— BEGIN —
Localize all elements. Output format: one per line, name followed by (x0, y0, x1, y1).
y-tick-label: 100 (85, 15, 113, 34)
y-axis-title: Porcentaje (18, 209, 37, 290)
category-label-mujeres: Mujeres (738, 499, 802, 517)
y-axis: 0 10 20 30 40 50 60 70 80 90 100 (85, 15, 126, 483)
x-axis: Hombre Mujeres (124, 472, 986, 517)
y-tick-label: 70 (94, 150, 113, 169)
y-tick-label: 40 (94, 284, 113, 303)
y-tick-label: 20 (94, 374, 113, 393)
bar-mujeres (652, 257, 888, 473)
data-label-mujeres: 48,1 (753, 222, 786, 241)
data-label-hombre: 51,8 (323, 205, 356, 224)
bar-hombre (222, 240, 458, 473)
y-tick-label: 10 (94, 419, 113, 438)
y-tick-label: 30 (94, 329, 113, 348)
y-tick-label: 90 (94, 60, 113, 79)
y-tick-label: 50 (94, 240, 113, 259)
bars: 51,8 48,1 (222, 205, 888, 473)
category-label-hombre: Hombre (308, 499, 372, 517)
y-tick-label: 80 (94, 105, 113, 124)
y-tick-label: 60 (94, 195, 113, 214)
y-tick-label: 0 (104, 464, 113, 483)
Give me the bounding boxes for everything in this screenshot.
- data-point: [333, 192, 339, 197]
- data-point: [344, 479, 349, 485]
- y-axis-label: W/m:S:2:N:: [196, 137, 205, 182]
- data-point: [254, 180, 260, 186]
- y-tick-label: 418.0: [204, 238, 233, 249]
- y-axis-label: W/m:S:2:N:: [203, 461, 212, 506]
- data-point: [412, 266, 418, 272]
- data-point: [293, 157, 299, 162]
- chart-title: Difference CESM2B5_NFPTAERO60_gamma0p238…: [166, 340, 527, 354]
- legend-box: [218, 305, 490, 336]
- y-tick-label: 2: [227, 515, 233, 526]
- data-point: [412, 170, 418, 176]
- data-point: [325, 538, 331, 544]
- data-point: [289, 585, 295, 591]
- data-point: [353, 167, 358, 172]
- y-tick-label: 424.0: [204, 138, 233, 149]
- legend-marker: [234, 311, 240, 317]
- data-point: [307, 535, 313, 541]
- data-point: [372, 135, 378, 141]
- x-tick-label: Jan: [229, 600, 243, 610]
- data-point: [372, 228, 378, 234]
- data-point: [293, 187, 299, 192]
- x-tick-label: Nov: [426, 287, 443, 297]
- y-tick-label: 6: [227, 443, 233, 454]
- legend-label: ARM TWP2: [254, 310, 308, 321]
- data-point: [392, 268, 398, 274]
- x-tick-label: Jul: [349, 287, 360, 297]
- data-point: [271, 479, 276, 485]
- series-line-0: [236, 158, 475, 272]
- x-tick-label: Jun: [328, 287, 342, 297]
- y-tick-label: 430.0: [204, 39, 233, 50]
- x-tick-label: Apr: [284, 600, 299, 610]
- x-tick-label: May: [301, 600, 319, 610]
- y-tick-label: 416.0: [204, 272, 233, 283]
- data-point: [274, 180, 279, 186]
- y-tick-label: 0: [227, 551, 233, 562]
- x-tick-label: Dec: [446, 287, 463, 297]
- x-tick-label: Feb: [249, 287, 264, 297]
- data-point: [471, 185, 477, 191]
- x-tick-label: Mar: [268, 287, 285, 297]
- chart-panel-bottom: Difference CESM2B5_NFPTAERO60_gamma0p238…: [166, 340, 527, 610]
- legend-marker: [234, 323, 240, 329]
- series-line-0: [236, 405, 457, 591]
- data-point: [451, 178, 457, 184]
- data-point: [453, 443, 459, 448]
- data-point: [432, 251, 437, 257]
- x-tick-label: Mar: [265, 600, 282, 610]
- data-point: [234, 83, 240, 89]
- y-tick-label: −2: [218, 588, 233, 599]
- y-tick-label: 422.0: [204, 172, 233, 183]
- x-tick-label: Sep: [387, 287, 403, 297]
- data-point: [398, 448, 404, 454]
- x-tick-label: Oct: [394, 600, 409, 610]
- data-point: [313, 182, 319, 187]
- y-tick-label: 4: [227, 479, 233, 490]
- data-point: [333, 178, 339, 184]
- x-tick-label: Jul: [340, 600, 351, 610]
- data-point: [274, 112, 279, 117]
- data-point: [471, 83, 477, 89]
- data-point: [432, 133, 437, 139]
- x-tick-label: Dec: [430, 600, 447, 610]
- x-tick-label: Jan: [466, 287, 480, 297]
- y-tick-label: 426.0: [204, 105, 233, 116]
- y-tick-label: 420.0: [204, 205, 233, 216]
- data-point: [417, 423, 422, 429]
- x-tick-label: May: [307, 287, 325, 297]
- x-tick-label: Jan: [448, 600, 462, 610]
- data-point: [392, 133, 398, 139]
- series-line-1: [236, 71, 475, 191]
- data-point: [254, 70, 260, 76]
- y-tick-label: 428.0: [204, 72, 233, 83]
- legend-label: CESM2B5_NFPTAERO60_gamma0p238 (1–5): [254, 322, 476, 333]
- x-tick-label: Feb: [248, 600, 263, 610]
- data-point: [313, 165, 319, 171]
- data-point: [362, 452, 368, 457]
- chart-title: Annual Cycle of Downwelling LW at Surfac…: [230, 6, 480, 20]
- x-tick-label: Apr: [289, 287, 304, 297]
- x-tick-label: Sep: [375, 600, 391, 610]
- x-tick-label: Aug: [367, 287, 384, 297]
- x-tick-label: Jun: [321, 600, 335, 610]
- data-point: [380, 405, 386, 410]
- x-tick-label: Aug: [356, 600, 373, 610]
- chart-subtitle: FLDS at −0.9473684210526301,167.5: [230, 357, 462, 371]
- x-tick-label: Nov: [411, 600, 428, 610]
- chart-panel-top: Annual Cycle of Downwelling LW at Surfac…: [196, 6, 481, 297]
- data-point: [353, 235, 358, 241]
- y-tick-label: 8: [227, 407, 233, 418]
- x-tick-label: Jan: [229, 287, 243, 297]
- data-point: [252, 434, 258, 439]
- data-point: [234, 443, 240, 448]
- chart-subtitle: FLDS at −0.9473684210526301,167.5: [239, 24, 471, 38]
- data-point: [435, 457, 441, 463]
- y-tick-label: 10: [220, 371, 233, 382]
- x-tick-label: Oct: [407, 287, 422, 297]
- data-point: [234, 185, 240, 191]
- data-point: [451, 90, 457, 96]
— END —
Work to complete
Render every line from the start of the records through the line containing "- legend-box: [218, 305, 490, 336]" as a numbered list, leaving out blank lines.

Response to this task
1. Localize all elements. Output format: one per line, name followed by (x0, y0, x1, y1).
2. y-tick-label: 100 (85, 15, 113, 34)
3. y-axis-title: Porcentaje (18, 209, 37, 290)
4. category-label-mujeres: Mujeres (738, 499, 802, 517)
5. y-axis: 0 10 20 30 40 50 60 70 80 90 100 (85, 15, 126, 483)
6. x-axis: Hombre Mujeres (124, 472, 986, 517)
7. y-tick-label: 70 (94, 150, 113, 169)
8. y-tick-label: 40 (94, 284, 113, 303)
9. y-tick-label: 20 (94, 374, 113, 393)
10. bar-mujeres (652, 257, 888, 473)
11. data-label-mujeres: 48,1 (753, 222, 786, 241)
12. data-label-hombre: 51,8 (323, 205, 356, 224)
13. bar-hombre (222, 240, 458, 473)
14. y-tick-label: 10 (94, 419, 113, 438)
15. y-tick-label: 30 (94, 329, 113, 348)
16. y-tick-label: 90 (94, 60, 113, 79)
17. y-tick-label: 50 (94, 240, 113, 259)
18. bars: 51,8 48,1 (222, 205, 888, 473)
19. category-label-hombre: Hombre (308, 499, 372, 517)
20. y-tick-label: 80 (94, 105, 113, 124)
21. y-tick-label: 60 (94, 195, 113, 214)
22. y-tick-label: 0 (104, 464, 113, 483)
23. Give me the bounding boxes for everything in this screenshot.
24. - data-point: [333, 192, 339, 197]
25. - data-point: [344, 479, 349, 485]
26. - y-axis-label: W/m:S:2:N:: [196, 137, 205, 182]
27. - data-point: [254, 180, 260, 186]
28. - y-tick-label: 418.0: [204, 238, 233, 249]
29. - y-axis-label: W/m:S:2:N:: [203, 461, 212, 506]
30. - data-point: [412, 266, 418, 272]
31. - data-point: [293, 157, 299, 162]
32. - chart-title: Difference CESM2B5_NFPTAERO60_gamma0p238…: [166, 340, 527, 354]
33. - legend-box: [218, 305, 490, 336]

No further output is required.